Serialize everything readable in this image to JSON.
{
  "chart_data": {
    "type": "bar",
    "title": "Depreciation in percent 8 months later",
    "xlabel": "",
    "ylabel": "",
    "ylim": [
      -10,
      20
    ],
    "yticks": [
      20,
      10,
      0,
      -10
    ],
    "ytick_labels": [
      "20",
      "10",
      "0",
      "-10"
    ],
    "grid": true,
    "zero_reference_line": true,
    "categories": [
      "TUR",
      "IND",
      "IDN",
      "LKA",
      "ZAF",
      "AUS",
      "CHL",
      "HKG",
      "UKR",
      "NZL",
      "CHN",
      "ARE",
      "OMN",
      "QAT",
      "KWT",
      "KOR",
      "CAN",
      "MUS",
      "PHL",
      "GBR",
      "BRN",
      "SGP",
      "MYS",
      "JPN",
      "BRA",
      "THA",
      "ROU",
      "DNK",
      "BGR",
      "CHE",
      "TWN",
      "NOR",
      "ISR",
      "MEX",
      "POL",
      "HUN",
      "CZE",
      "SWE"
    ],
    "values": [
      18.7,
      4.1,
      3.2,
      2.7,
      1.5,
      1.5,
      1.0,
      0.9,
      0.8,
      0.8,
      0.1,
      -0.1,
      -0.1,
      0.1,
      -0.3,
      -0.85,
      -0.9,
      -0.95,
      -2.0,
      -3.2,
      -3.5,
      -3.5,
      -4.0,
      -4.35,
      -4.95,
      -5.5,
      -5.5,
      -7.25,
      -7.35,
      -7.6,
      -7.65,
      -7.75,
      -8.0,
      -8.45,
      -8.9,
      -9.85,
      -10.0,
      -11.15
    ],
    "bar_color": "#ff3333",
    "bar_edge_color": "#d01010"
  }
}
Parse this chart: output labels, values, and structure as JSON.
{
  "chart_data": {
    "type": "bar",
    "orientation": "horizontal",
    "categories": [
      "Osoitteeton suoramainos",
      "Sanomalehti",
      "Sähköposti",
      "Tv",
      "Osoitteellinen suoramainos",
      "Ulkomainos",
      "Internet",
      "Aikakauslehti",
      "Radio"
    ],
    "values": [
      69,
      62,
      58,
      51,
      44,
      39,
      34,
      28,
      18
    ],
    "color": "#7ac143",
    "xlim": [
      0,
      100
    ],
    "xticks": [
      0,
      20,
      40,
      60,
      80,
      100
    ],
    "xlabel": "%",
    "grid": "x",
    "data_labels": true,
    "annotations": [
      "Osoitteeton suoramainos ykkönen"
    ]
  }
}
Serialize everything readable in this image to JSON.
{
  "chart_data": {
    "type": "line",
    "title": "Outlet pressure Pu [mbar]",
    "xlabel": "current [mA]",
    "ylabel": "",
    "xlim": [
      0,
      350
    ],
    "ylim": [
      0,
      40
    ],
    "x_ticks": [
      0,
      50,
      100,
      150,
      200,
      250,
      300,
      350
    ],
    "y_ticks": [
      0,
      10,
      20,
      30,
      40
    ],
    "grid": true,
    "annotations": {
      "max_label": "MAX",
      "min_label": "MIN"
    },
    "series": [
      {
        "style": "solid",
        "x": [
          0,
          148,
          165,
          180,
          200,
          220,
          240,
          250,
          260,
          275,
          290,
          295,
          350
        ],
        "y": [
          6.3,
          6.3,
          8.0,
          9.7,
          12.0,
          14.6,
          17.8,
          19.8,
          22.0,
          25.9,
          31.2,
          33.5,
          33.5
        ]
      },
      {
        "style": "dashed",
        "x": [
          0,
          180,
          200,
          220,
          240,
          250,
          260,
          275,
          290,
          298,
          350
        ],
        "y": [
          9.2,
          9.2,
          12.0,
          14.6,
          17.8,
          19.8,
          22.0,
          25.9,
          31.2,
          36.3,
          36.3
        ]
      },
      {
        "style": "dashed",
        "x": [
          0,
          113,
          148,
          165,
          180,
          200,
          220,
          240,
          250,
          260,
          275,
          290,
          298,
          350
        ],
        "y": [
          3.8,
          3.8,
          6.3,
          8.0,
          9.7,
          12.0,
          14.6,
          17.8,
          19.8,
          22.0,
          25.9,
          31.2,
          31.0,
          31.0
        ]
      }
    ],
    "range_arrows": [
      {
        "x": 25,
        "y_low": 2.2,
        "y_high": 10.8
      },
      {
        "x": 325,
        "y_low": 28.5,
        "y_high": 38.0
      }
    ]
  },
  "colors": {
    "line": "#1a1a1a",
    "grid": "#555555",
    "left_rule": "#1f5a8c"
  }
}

----

Pull out every line of the entries that includes the word "grid".

    "grid": true,
    "grid": "x",
    "grid": true,
    "grid": "#555555",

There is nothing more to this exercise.